**Required tasks**.
1. Translate this sentence from the film review into Spanish: "When it comes to Aurelie's parents, however, the film is more adrift."
2. List every name in the film review that appears as a first name alone, without a surname.

When it comes to Aurelie's parents, however, the film is more adrift. Jim's entry into the school he needs to start studying medicine is blocked by a slightly inexplicable fear of swimming, because he wears a toupee that he worries will come off in the water but also refuses to remove. Although this ties into Aurelie's hair, it's a strange character flaw with weird strings attached to it (the family's money problems are exacerbated by Jim's inability to tap into his scholarship money until he gets in the pool). Patricia Arquette finds more successful moments in her thread as Jeanne, who is sexually frustrated and feels a distance between herself and Jim that she tries to fill with Jerry, whose love of whales aligns with her passion for dolphins. To both performers' credit, Wilson and Arquette have great chemistry, making the eventual resolution of their threads feel satisfying, but many of the scenes getting there feel like dead weight.

The film's climax is as strained as the movie gets, with Burson juggling a number of plot threads that have mostly been introduced in the previous fifteen minutes, and play out like an overly desperate attempt to take a slice-of-life style comedy and wrap it up with a bow. An awkward decision to cut between a physical fight and climactic dramatic character beat underlines the former as contrived and undercuts the latter. McLean and Daniels save a moment that could read like minor white savior-ism with genuine charm, and Jim and Jeanne have a somewhat inexplicable reaction to everything that happens. As a collection of moments, Permanent lands enough of its intimate moments to work, but as a film, it has more than a few kinks.

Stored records
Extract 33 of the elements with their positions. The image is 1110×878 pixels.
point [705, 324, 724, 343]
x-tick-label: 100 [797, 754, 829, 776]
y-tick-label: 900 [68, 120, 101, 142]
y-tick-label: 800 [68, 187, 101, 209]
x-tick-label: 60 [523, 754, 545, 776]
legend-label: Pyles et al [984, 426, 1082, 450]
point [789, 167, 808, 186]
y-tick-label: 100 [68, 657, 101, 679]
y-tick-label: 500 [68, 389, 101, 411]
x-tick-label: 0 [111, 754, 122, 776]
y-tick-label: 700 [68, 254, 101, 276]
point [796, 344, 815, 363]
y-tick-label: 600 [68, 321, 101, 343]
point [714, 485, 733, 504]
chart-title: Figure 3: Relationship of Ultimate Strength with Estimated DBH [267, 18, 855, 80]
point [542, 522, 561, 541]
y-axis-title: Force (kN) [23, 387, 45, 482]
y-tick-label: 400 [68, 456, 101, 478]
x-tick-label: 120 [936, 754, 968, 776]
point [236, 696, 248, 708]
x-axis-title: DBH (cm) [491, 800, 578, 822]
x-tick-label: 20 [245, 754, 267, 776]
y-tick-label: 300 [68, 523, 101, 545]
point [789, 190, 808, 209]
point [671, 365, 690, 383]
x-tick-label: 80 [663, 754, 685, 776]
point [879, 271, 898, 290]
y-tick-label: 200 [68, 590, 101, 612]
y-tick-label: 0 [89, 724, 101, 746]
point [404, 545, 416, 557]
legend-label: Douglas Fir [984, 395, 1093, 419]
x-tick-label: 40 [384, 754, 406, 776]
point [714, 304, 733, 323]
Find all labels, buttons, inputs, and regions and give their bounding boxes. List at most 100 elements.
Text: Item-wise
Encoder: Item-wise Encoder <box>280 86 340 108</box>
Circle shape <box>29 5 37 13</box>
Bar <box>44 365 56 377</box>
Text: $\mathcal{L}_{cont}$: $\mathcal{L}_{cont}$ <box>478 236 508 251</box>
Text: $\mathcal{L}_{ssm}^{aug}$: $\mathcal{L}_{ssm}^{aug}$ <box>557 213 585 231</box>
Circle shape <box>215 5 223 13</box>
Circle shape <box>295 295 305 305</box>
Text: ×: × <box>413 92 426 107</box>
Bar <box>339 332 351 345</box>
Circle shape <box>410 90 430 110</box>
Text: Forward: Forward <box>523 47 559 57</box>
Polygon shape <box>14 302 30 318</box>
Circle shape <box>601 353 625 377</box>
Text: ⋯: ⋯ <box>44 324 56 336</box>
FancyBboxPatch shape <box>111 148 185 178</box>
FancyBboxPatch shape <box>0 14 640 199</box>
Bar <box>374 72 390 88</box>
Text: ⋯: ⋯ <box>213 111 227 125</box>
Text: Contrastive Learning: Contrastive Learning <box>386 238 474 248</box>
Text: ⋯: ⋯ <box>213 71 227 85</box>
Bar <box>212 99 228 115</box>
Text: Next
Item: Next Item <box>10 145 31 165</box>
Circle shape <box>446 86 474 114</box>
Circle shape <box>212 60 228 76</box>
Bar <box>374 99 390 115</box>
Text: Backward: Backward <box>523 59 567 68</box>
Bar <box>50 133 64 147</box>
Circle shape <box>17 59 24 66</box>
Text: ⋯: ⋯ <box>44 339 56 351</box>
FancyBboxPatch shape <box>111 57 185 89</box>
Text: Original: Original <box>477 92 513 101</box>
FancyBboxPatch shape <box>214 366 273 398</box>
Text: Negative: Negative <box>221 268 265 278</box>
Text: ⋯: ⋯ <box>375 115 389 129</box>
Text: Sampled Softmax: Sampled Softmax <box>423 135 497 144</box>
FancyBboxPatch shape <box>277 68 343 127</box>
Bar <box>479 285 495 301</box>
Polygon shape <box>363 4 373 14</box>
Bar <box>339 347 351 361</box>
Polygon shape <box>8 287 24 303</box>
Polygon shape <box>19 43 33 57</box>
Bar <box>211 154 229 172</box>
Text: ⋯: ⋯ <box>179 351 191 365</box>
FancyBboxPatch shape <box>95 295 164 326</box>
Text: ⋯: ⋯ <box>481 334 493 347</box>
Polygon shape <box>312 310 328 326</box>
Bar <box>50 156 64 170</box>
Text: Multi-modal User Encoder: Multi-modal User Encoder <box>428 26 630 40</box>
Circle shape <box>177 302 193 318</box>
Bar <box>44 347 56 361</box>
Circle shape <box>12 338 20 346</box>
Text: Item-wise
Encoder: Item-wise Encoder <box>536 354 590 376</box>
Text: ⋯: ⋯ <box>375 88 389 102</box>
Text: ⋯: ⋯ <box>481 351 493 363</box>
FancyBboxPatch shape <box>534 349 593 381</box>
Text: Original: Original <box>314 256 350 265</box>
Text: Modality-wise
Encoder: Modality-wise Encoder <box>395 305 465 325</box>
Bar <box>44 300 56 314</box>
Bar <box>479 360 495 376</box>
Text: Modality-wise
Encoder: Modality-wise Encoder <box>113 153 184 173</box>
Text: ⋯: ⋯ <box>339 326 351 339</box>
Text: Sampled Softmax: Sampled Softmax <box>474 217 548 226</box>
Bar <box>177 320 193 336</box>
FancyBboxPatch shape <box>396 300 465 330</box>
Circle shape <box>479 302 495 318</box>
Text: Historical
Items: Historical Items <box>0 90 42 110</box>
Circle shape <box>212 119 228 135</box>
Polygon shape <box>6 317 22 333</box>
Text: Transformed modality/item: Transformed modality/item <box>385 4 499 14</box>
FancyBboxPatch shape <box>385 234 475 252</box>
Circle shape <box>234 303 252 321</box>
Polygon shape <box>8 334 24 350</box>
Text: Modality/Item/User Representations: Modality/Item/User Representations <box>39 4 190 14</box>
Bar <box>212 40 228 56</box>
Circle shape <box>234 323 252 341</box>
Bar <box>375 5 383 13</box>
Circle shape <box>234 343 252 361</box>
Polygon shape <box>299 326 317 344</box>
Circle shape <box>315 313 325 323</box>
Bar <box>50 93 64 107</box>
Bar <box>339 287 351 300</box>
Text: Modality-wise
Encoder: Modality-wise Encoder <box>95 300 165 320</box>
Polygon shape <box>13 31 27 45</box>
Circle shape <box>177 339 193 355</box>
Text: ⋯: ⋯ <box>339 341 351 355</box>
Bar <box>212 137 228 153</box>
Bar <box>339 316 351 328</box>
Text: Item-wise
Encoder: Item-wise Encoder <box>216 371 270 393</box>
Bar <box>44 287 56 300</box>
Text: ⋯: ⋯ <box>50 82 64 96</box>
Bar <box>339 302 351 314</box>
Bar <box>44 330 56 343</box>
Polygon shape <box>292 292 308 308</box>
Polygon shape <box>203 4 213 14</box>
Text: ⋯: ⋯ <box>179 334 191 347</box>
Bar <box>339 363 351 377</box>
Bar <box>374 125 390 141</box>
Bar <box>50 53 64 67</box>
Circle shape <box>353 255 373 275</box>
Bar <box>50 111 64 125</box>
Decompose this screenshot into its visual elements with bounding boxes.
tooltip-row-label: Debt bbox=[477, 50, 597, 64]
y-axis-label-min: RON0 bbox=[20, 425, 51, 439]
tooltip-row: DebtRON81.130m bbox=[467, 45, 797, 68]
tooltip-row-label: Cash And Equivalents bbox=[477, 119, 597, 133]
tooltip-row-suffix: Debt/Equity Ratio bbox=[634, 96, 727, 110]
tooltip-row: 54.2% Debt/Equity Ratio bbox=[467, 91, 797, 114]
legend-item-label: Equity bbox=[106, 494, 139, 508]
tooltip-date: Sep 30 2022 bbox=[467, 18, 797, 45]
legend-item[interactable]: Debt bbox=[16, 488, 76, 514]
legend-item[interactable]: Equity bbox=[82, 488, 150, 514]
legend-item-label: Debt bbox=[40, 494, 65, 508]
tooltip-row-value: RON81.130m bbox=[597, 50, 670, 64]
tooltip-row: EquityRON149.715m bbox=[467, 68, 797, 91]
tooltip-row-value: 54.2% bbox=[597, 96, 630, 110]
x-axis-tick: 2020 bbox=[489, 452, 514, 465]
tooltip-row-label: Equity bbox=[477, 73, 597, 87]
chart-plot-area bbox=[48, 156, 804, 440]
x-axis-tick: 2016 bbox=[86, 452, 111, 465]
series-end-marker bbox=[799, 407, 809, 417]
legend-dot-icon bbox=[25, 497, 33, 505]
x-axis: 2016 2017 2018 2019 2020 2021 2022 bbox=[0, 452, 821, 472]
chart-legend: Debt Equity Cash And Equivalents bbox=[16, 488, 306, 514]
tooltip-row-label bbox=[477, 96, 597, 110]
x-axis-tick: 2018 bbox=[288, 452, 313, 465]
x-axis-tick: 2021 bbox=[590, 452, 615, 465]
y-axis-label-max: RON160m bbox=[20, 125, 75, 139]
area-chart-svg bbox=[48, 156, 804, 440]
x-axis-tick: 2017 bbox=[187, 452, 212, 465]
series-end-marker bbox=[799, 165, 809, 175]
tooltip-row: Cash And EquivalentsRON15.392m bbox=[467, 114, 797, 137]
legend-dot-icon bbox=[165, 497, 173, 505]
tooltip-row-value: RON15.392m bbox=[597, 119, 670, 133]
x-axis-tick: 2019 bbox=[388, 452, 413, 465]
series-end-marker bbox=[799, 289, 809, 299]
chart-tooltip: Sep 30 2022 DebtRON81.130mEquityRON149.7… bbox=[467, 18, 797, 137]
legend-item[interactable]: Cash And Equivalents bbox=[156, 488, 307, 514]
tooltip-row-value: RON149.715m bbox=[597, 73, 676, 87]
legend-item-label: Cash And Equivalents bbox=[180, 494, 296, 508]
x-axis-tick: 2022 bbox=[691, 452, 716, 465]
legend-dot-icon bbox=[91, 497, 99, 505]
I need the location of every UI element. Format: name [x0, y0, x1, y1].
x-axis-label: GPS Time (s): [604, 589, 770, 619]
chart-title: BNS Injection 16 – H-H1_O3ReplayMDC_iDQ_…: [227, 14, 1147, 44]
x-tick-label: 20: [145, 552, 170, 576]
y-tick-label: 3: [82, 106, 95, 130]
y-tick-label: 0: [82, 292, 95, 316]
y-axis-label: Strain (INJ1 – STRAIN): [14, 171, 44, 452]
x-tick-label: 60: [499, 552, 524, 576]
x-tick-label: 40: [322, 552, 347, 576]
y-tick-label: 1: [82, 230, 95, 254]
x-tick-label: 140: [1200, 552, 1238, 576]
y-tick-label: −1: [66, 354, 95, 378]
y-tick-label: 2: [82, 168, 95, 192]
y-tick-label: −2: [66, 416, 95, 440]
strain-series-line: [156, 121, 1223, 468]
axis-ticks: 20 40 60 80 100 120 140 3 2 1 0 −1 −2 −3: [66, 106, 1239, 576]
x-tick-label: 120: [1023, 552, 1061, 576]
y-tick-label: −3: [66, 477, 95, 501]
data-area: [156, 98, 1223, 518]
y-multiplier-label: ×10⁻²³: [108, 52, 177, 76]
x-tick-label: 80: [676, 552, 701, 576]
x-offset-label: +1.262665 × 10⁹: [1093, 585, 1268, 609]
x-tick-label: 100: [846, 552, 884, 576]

**Responses**.
1. Sin embargo, en lo que respecta a los padres de Aurelie, la película va más a la deriva.

2. Aurelie, Jim, Jeanne, Jerry